▶ _THE EXERCISE_
Nothing should be left out: output all of the entries exactly.

Data entries for graphics:
========================================================================

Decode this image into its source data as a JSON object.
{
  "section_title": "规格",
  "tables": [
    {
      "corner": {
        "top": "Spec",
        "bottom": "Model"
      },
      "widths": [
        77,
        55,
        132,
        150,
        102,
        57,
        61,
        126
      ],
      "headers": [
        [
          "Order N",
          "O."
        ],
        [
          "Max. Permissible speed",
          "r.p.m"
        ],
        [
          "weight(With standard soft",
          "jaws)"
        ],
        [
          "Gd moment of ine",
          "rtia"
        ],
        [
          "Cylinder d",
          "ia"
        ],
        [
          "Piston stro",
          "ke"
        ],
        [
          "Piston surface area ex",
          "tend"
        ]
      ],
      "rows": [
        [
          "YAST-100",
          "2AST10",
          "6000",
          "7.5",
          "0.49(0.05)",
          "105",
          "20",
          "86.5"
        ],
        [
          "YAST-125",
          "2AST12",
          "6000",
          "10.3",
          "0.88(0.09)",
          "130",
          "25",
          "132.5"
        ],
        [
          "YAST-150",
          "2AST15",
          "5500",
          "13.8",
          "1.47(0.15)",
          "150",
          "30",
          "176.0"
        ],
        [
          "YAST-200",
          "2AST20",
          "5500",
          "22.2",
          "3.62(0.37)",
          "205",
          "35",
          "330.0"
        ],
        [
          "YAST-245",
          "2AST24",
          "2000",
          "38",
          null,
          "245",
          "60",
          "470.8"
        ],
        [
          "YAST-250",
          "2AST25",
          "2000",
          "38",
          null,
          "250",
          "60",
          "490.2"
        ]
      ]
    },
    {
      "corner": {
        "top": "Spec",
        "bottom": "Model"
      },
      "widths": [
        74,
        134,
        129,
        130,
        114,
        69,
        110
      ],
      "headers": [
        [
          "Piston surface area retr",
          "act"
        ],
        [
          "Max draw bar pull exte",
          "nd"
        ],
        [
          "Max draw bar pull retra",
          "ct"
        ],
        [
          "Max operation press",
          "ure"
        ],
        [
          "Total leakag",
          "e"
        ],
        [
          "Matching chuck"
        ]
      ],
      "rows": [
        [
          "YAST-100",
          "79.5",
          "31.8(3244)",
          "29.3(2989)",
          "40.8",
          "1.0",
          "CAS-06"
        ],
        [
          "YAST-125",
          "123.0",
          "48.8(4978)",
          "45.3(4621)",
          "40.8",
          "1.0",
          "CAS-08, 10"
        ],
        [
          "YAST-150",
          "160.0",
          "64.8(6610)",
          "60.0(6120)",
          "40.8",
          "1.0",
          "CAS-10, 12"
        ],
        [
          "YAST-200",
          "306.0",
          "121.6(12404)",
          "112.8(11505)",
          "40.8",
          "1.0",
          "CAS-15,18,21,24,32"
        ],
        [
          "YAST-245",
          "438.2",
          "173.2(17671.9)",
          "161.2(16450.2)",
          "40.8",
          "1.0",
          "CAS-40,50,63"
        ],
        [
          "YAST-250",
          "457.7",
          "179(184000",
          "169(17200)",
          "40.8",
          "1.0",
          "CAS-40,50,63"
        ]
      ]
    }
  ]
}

========================================================================

▶ _EXERCISE SOLUTION_
Decode this image into its source data as a JSON object.
{
  "section_title": "规格",
  "tables": [
    {
      "corner": {
        "top": "Spec",
        "bottom": "Model"
      },
      "widths": [
        77,
        55,
        132,
        150,
        102,
        57,
        61,
        126
      ],
      "headers": [
        [
          "Order N",
          "O."
        ],
        [
          "Max. Permissible speed",
          "r.p.m"
        ],
        [
          "weight(With standard soft",
          "jaws)"
        ],
        [
          "Gd moment of ine",
          "rtia"
        ],
        [
          "Cylinder d",
          "ia"
        ],
        [
          "Piston stro",
          "ke"
        ],
        [
          "Piston surface area ex",
          "tend"
        ]
      ],
      "rows": [
        [
          "YAST-100",
          "2AST10",
          "6000",
          "7.5",
          "0.49(0.05)",
          "105",
          "20",
          "86.5"
        ],
        [
          "YAST-125",
          "2AST12",
          "6000",
          "10.3",
          "0.88(0.09)",
          "130",
          "25",
          "132.5"
        ],
        [
          "YAST-150",
          "2AST15",
          "5500",
          "13.8",
          "1.47(0.15)",
          "150",
          "30",
          "176.0"
        ],
        [
          "YAST-200",
          "2AST20",
          "5500",
          "22.2",
          "3.62(0.37)",
          "205",
          "35",
          "330.0"
        ],
        [
          "YAST-245",
          "2AST24",
          "2000",
          "38",
          null,
          "245",
          "60",
          "470.8"
        ],
        [
          "YAST-250",
          "2AST25",
          "2000",
          "38",
          null,
          "250",
          "60",
          "490.2"
        ]
      ]
    },
    {
      "corner": {
        "top": "Spec",
        "bottom": "Model"
      },
      "widths": [
        74,
        134,
        129,
        130,
        114,
        69,
        110
      ],
      "headers": [
        [
          "Piston surface area retr",
          "act"
        ],
        [
          "Max draw bar pull exte",
          "nd"
        ],
        [
          "Max draw bar pull retra",
          "ct"
        ],
        [
          "Max operation press",
          "ure"
        ],
        [
          "Total leakag",
          "e"
        ],
        [
          "Matching chuck"
        ]
      ],
      "rows": [
        [
          "YAST-100",
          "79.5",
          "31.8(3244)",
          "29.3(2989)",
          "40.8",
          "1.0",
          "CAS-06"
        ],
        [
          "YAST-125",
          "123.0",
          "48.8(4978)",
          "45.3(4621)",
          "40.8",
          "1.0",
          "CAS-08, 10"
        ],
        [
          "YAST-150",
          "160.0",
          "64.8(6610)",
          "60.0(6120)",
          "40.8",
          "1.0",
          "CAS-10, 12"
        ],
        [
          "YAST-200",
          "306.0",
          "121.6(12404)",
          "112.8(11505)",
          "40.8",
          "1.0",
          "CAS-15,18,21,24,32"
        ],
        [
          "YAST-245",
          "438.2",
          "173.2(17671.9)",
          "161.2(16450.2)",
          "40.8",
          "1.0",
          "CAS-40,50,63"
        ],
        [
          "YAST-250",
          "457.7",
          "179(184000",
          "169(17200)",
          "40.8",
          "1.0",
          "CAS-40,50,63"
        ]
      ]
    }
  ]
}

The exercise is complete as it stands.